[Task requirements] Find and copy lines holding "Chessová".

#####

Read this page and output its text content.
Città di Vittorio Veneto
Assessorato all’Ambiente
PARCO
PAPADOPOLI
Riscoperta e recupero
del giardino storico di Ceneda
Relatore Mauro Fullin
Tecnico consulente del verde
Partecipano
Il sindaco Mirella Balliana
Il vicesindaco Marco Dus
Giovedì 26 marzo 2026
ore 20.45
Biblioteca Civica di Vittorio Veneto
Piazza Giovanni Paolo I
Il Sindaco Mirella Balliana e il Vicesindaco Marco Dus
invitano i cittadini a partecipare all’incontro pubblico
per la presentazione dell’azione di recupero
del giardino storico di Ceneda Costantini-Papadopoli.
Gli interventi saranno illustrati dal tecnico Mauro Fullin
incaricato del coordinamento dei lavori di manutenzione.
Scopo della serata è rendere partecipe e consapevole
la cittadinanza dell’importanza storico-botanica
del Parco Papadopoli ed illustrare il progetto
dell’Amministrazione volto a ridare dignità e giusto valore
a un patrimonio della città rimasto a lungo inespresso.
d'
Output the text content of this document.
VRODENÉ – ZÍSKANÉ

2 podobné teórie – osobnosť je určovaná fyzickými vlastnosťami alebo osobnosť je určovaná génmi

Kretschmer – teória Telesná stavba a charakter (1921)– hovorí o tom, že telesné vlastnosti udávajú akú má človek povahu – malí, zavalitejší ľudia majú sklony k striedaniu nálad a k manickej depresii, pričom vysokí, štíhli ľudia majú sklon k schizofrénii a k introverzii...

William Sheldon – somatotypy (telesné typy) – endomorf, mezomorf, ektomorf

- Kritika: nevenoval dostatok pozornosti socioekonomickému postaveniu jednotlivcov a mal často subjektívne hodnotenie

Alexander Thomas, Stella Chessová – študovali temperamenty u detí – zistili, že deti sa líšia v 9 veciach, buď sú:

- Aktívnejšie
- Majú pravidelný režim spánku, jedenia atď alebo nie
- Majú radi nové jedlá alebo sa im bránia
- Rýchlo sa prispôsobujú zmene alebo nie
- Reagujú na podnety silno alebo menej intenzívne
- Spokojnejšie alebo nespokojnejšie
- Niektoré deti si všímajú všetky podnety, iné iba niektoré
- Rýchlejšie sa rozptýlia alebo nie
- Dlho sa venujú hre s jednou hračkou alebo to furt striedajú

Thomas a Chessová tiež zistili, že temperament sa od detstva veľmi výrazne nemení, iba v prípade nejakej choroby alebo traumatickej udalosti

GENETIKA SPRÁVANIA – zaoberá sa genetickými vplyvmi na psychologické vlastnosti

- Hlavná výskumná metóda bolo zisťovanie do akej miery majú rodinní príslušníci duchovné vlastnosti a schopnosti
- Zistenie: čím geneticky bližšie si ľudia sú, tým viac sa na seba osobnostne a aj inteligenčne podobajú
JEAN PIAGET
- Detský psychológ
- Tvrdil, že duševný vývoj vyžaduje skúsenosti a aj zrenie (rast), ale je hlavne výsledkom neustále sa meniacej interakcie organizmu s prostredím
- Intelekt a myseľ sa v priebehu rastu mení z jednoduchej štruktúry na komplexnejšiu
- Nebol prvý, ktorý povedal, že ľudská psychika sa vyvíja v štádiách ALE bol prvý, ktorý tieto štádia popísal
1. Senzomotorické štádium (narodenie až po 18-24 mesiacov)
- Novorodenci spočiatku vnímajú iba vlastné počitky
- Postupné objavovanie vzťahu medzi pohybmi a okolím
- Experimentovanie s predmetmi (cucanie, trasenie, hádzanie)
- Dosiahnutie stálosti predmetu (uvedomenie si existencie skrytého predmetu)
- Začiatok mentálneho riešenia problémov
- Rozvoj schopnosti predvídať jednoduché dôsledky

#####

[Problem solution]
Alexander Thomas, Stella Chessová – študovali temperamenty u detí – zistili, že deti sa líšia v 9 veciach, buď sú:
Thomas a Chessová tiež zistili, že temperament sa od detstva veľmi výrazne nemení, iba v prípade nejakej choroby alebo traumatickej udalosti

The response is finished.